What you should do
Omit all pictures. Copy the rest of the material exactly.

----- Records for the exercise

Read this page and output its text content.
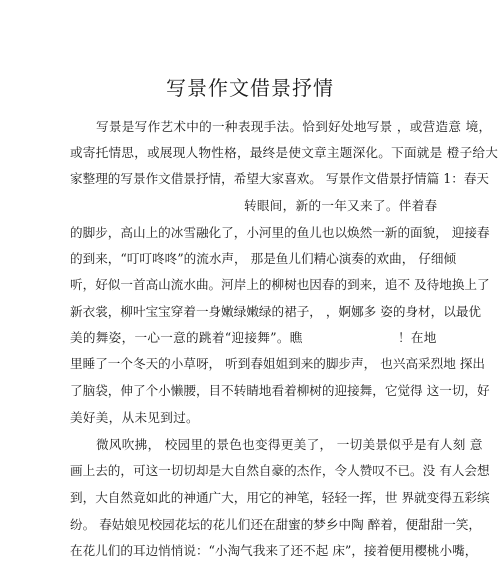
写景作文借景抒情
写景是写作艺术中的一种表现手法。恰到好处地写景 ，或营造意 境，
或寄托情思，或展现人物性格，最终是使文章主题深化。下面就是 橙子给大
家整理的写景作文借景抒情，希望大家喜欢。 写景作文借景抒情篇 1：春天
转眼间，新的一年又来了。伴着春
的脚步，高山上的冰雪融化了，小河里的鱼儿也以焕然一新的面貌， 迎接春
的到来，“叮叮咚咚”的流水声， 那是鱼儿们精心演奏的欢曲， 仔细倾
听，好似一首高山流水曲。河岸上的柳树也因春的到来，追不 及待地换上了
新衣裳，柳叶宝宝穿着一身嫩绿嫩绿的裙子， ，婀娜多 姿的身材，以最优
美的舞姿，一心一意的跳着“迎接舞”。瞧	！在地
里睡了一个冬天的小草呀， 听到春姐姐到来的脚步声， 也兴高采烈地 探出
了脑袋，伸了个小懒腰，目不转睛地看着柳树的迎接舞，它觉得 这一切，好
美好美，从未见到过。
微风吹拂， 校园里的景色也变得更美了， 一切美景似乎是有人刻 意
画上去的，可这一切切却是大自然自豪的杰作，令人赞叹不已。没 有人会想
到，大自然竟如此的神通广大，用它的神笔，轻轻一挥，世 界就变得五彩缤
纷。 春姑娘见校园花坛的花儿们还在甜蜜的梦乡中陶 醉着，便甜甜一笑，
在花儿们的耳边悄悄说：“小淘气我来了还不起 床”，接着便用樱桃小嘴，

----------

Written solution
Read this page and output its text content.
写景作文借景抒情
写景是写作艺术中的一种表现手法。恰到好处地写景 ，或营造意 境，
或寄托情思，或展现人物性格，最终是使文章主题深化。下面就是 橙子给大
家整理的写景作文借景抒情，希望大家喜欢。 写景作文借景抒情篇 1：春天
转眼间，新的一年又来了。伴着春
的脚步，高山上的冰雪融化了，小河里的鱼儿也以焕然一新的面貌， 迎接春
的到来，“叮叮咚咚”的流水声， 那是鱼儿们精心演奏的欢曲， 仔细倾
听，好似一首高山流水曲。河岸上的柳树也因春的到来，追不 及待地换上了
新衣裳，柳叶宝宝穿着一身嫩绿嫩绿的裙子， ，婀娜多 姿的身材，以最优
美的舞姿，一心一意的跳着“迎接舞”。瞧	！在地
里睡了一个冬天的小草呀， 听到春姐姐到来的脚步声， 也兴高采烈地 探出
了脑袋，伸了个小懒腰，目不转睛地看着柳树的迎接舞，它觉得 这一切，好
美好美，从未见到过。
微风吹拂， 校园里的景色也变得更美了， 一切美景似乎是有人刻 意
画上去的，可这一切切却是大自然自豪的杰作，令人赞叹不已。没 有人会想
到，大自然竟如此的神通广大，用它的神笔，轻轻一挥，世 界就变得五彩缤
纷。 春姑娘见校园花坛的花儿们还在甜蜜的梦乡中陶 醉着，便甜甜一笑，
在花儿们的耳边悄悄说：“小淘气我来了还不起 床”，接着便用樱桃小嘴，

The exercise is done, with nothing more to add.